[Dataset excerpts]
# # # # # # #

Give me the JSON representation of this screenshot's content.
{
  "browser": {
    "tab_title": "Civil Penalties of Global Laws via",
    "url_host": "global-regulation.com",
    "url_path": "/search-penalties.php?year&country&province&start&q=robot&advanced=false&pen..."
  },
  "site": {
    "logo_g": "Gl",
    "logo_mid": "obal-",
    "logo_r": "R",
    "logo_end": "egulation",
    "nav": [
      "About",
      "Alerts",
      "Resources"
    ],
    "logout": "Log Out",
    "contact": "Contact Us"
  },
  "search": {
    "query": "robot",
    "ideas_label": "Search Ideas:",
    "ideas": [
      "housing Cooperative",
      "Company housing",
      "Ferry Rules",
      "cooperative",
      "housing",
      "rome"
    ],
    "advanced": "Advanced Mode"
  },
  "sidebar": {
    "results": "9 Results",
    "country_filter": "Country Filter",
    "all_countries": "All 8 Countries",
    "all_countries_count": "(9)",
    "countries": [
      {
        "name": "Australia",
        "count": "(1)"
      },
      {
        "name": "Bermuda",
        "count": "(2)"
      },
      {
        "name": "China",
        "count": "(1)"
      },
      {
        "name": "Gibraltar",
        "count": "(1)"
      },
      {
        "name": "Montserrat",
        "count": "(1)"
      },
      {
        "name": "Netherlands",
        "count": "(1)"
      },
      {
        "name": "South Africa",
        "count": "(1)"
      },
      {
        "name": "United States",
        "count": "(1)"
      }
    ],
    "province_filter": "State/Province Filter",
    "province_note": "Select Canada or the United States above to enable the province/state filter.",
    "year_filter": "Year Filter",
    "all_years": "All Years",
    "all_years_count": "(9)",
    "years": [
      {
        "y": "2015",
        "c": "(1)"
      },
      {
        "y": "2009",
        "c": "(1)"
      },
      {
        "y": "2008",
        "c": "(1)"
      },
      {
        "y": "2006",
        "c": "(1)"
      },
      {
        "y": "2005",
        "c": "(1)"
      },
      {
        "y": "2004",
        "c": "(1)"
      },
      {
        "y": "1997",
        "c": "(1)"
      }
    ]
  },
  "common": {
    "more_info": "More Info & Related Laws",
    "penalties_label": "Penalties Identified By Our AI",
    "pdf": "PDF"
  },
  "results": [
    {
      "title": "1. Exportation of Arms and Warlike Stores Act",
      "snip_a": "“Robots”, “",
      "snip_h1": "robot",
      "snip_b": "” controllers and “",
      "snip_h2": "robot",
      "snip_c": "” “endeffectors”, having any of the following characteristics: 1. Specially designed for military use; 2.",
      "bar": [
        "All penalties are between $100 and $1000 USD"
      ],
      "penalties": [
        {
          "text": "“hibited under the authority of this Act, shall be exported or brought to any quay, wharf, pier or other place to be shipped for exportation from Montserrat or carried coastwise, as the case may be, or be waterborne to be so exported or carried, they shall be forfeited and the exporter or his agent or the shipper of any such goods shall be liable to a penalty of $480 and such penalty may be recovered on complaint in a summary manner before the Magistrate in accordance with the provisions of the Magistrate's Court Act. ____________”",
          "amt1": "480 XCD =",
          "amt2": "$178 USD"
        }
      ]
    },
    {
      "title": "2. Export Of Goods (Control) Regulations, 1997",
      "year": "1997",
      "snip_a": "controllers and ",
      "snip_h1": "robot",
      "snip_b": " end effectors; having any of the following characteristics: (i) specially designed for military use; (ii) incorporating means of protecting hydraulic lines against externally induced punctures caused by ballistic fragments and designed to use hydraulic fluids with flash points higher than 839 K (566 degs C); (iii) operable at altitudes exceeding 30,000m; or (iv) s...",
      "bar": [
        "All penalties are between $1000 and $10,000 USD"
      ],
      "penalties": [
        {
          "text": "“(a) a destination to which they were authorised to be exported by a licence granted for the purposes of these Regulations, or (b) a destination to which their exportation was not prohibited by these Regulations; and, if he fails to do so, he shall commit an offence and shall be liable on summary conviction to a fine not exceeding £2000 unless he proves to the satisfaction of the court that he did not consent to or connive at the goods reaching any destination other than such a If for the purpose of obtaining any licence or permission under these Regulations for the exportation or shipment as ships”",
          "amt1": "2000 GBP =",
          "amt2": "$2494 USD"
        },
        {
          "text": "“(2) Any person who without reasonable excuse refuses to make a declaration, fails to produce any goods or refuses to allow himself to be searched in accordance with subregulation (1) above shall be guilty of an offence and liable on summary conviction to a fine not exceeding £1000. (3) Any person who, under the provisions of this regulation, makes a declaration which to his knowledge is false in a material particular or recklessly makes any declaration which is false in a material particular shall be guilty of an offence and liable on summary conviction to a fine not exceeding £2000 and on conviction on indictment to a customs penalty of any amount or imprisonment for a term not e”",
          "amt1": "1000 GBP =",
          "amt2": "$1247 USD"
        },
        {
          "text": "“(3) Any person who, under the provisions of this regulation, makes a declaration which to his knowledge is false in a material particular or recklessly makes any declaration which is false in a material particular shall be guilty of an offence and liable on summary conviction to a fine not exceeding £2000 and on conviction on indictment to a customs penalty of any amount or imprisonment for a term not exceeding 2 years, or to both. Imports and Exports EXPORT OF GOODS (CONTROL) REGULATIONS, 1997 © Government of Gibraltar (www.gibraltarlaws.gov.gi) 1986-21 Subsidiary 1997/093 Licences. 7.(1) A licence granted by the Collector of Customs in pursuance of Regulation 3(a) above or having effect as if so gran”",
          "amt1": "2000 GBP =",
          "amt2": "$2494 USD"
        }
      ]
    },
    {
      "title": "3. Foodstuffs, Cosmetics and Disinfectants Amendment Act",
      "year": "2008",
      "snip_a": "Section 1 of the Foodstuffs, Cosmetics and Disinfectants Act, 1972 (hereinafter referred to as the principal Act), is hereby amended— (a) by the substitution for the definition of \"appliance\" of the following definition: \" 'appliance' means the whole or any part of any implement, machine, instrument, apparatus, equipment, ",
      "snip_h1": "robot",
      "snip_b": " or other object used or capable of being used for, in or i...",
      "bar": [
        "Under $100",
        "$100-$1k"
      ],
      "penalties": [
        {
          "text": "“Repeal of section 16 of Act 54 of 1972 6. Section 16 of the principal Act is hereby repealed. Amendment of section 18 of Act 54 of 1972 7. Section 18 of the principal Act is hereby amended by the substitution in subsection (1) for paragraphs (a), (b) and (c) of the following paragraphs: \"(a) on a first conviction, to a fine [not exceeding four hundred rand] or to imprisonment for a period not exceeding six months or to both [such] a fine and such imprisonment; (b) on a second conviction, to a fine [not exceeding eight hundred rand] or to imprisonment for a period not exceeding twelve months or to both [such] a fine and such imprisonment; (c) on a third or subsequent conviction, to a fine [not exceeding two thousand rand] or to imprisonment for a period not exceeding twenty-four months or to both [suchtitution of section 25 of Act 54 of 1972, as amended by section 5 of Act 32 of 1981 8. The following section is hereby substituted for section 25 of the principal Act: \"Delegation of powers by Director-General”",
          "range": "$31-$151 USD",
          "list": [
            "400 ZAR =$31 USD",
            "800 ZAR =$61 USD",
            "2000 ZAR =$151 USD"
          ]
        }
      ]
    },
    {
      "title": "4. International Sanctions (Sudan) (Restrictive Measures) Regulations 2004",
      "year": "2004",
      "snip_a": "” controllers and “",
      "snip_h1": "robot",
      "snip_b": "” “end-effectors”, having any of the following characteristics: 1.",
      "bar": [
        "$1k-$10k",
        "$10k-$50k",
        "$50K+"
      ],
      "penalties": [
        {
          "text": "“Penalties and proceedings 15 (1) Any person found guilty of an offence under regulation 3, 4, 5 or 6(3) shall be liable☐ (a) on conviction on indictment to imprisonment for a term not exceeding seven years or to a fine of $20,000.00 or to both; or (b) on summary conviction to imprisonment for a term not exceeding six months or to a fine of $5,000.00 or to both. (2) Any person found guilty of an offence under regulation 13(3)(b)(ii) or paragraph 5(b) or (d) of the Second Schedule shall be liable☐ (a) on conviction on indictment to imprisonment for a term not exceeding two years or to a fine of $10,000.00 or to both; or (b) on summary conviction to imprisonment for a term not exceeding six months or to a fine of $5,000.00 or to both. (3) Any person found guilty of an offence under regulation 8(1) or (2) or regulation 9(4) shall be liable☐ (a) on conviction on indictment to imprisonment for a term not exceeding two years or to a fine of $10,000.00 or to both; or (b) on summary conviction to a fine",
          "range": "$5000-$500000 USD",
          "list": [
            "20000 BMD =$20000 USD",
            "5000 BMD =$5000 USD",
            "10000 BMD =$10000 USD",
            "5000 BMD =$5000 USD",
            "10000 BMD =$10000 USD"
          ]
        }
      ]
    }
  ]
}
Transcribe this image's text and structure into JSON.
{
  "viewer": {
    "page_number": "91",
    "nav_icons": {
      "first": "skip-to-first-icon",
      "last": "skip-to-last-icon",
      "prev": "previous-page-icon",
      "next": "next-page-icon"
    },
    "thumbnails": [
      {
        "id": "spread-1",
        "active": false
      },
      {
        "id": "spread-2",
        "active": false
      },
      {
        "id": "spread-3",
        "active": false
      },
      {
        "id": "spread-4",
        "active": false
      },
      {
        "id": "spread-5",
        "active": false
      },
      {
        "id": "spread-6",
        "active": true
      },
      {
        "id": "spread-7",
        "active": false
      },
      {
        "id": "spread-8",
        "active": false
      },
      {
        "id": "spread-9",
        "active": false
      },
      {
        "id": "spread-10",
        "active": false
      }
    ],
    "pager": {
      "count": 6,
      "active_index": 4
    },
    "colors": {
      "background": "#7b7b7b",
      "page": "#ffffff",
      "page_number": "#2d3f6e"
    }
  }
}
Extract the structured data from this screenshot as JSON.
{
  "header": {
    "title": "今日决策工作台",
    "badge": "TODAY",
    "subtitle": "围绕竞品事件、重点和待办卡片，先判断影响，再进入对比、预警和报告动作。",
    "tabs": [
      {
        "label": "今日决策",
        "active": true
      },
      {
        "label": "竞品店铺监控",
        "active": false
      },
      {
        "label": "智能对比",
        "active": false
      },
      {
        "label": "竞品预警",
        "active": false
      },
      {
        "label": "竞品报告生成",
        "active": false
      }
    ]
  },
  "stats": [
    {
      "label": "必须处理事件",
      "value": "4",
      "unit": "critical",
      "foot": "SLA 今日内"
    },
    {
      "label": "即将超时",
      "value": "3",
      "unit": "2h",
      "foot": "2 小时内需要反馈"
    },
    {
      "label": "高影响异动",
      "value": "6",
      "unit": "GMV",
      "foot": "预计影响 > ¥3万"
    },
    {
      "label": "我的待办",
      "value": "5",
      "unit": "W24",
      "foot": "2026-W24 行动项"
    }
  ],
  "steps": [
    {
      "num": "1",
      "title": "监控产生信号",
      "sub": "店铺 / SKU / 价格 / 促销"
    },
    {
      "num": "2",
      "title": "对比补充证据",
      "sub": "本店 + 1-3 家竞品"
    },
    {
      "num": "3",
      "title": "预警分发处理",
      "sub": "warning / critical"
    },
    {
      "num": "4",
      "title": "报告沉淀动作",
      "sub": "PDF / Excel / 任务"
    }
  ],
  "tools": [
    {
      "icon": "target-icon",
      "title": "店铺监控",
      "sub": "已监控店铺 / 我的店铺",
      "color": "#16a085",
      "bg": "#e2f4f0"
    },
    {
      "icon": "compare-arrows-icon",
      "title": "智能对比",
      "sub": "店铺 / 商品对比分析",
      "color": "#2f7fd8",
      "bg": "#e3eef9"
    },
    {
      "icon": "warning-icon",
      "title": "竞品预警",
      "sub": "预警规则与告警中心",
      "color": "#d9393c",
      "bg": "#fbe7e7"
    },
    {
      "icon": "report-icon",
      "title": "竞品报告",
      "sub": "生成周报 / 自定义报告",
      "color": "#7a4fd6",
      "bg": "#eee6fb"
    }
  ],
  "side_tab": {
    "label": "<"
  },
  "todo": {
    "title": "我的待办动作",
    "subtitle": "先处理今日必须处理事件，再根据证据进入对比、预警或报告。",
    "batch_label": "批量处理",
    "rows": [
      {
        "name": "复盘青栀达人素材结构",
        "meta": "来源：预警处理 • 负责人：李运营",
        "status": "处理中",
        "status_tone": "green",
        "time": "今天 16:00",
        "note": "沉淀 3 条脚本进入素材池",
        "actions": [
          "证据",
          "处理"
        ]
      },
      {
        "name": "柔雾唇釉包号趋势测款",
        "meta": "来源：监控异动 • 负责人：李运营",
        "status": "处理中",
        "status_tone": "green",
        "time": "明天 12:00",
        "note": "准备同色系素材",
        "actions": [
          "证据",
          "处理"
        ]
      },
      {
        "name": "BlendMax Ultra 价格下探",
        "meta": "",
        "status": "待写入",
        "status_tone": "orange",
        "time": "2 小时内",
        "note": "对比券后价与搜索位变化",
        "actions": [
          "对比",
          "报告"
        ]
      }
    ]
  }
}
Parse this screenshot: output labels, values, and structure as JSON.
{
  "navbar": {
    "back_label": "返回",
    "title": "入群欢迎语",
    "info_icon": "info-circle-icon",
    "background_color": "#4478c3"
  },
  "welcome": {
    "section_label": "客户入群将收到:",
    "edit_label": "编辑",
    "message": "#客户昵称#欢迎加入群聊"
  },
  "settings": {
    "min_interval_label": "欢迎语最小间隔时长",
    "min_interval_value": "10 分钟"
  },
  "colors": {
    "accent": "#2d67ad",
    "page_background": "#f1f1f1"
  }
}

# # # # # # #

Write out every line of the entries that holds the word "spread".

        "id": "spread-1",
        "id": "spread-2",
        "id": "spread-3",
        "id": "spread-4",
        "id": "spread-5",
        "id": "spread-6",
        "id": "spread-7",
        "id": "spread-8",
        "id": "spread-9",
        "id": "spread-10",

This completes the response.